- [What is expected]:
In all of the records below, change every "x-tick-label" to "x-axis tick" and give the lines again with nothing else altered. Leave out the pictures.
===== Given data =====
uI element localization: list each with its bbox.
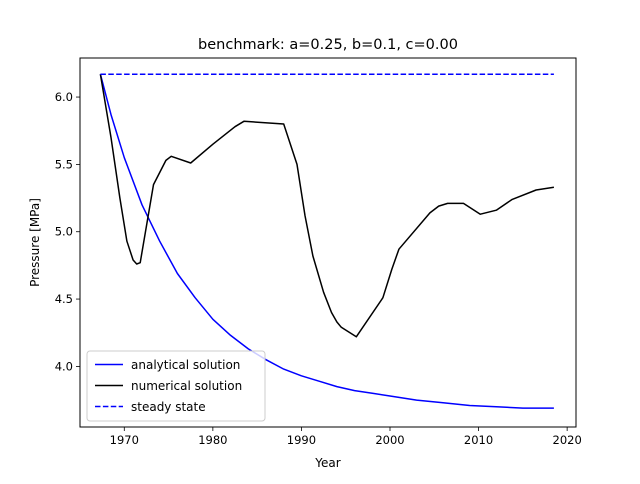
y-tick-label: 5.0 [55, 225, 73, 239]
legend: analytical solution numerical solution s… [86, 350, 266, 422]
chart-title: benchmark: a=0.25, b=0.1, c=0.00 [198, 37, 458, 53]
y-tick-label: 5.5 [55, 157, 73, 171]
x-tick-label: 1990 [287, 433, 316, 447]
x-tick-label: 1980 [198, 433, 227, 447]
series-line-analytical-solution [99, 74, 554, 409]
series-line-numerical-solution [99, 74, 555, 338]
x-tick-label: 2020 [553, 433, 582, 447]
x-tick-label: 2010 [464, 433, 493, 447]
plot-lines [99, 73, 555, 409]
legend-box [86, 350, 266, 422]
x-tick-label: 2000 [375, 433, 404, 447]
legend-label-steady: steady state [131, 400, 206, 414]
legend-label-numerical: numerical solution [131, 379, 242, 393]
y-tick-label: 6.0 [55, 90, 73, 104]
y-tick-label: 4.5 [55, 292, 73, 306]
y-axis-ticks: 4.0 4.5 5.0 5.5 6.0 [55, 90, 80, 373]
x-tick-label: 1970 [110, 433, 139, 447]
y-tick-label: 4.0 [55, 359, 73, 373]
legend-label-analytical: analytical solution [131, 358, 240, 372]
plot-frame [79, 57, 577, 428]
y-axis-label: Pressure [MPa] [28, 198, 42, 287]
x-axis-ticks: 1970 1980 1990 2000 2010 2020 [110, 427, 582, 447]
x-axis-label: Year [314, 456, 340, 470]
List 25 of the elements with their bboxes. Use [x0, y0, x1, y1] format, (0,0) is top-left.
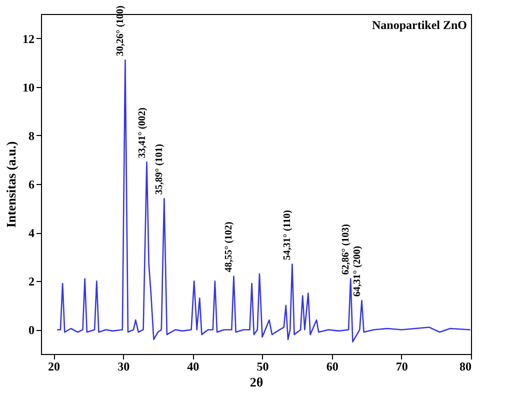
y-tick-label: 2 — [28, 274, 34, 289]
annotation: Nanopartikel ZnO — [372, 18, 467, 32]
x-tick-label: 80 — [460, 360, 472, 374]
y-tick-label: 6 — [28, 178, 34, 192]
annotation: 48,55° (102) — [224, 222, 235, 272]
annotation: 30,26° (100) — [115, 5, 126, 56]
annotation: 35,89° (101) — [154, 144, 166, 195]
x-tick-label: 30 — [118, 360, 130, 374]
x-tick-label: 20 — [48, 360, 60, 374]
x-tick-label: 60 — [326, 360, 338, 374]
annotation: 64,31° (200) — [352, 246, 363, 297]
annotation: 54,31° (110) — [282, 210, 294, 260]
x-axis-title: 2θ — [250, 374, 264, 390]
y-tick-label: 8 — [28, 128, 34, 143]
x-tick-label: 70 — [396, 360, 408, 374]
y-tick-label: 4 — [28, 226, 34, 240]
y-tick-label: 12 — [22, 32, 34, 46]
y-tick-label: 0 — [28, 323, 34, 338]
annotation: 62,86° (103) — [340, 224, 352, 275]
y-tick-label: 10 — [22, 80, 34, 94]
y-axis-title: Intensitas (a.u.) — [4, 141, 18, 228]
line-series — [56, 59, 471, 343]
x-tick-label: 50 — [256, 360, 269, 374]
x-tick-label: 40 — [187, 360, 200, 374]
annotation: 33,41° (002) — [136, 107, 148, 158]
=====
- [Answer to the task]:
uI element localization: list each with its bbox.
y-tick-label: 5.0 [55, 225, 73, 239]
legend: analytical solution numerical solution s… [86, 350, 266, 422]
chart-title: benchmark: a=0.25, b=0.1, c=0.00 [198, 37, 458, 53]
y-tick-label: 5.5 [55, 157, 73, 171]
x-axis tick: 1990 [287, 433, 316, 447]
x-axis tick: 1980 [198, 433, 227, 447]
series-line-analytical-solution [99, 74, 554, 409]
series-line-numerical-solution [99, 74, 555, 338]
x-axis tick: 2020 [553, 433, 582, 447]
x-axis tick: 2010 [464, 433, 493, 447]
plot-lines [99, 73, 555, 409]
legend-box [86, 350, 266, 422]
x-axis tick: 2000 [375, 433, 404, 447]
legend-label-steady: steady state [131, 400, 206, 414]
legend-label-numerical: numerical solution [131, 379, 242, 393]
y-tick-label: 6.0 [55, 90, 73, 104]
y-tick-label: 4.5 [55, 292, 73, 306]
y-axis-ticks: 4.0 4.5 5.0 5.5 6.0 [55, 90, 80, 373]
x-axis tick: 1970 [110, 433, 139, 447]
y-tick-label: 4.0 [55, 359, 73, 373]
legend-label-analytical: analytical solution [131, 358, 240, 372]
plot-frame [79, 57, 577, 428]
y-axis-label: Pressure [MPa] [28, 198, 42, 287]
x-axis-ticks: 1970 1980 1990 2000 2010 2020 [110, 427, 582, 447]
x-axis-label: Year [314, 456, 340, 470]
List 25 of the elements with their bboxes. Use [x0, y0, x1, y1] format, (0,0) is top-left.
y-tick-label: 2 — [28, 274, 34, 289]
annotation: Nanopartikel ZnO — [372, 18, 467, 32]
x-axis tick: 80 — [460, 360, 472, 374]
y-tick-label: 6 — [28, 178, 34, 192]
annotation: 48,55° (102) — [224, 222, 235, 272]
annotation: 30,26° (100) — [115, 5, 126, 56]
annotation: 35,89° (101) — [154, 144, 166, 195]
x-axis tick: 30 — [118, 360, 130, 374]
x-axis tick: 20 — [48, 360, 60, 374]
x-axis tick: 60 — [326, 360, 338, 374]
annotation: 64,31° (200) — [352, 246, 363, 297]
annotation: 54,31° (110) — [282, 210, 294, 260]
x-axis-title: 2θ — [250, 374, 264, 390]
y-tick-label: 8 — [28, 128, 34, 143]
x-axis tick: 70 — [396, 360, 408, 374]
y-tick-label: 4 — [28, 226, 34, 240]
y-tick-label: 12 — [22, 32, 34, 46]
y-tick-label: 0 — [28, 323, 34, 338]
annotation: 62,86° (103) — [340, 224, 352, 275]
y-tick-label: 10 — [22, 80, 34, 94]
y-axis-title: Intensitas (a.u.) — [4, 141, 18, 228]
line-series — [56, 59, 471, 343]
x-axis tick: 50 — [256, 360, 269, 374]
x-axis tick: 40 — [187, 360, 200, 374]
annotation: 33,41° (002) — [136, 107, 148, 158]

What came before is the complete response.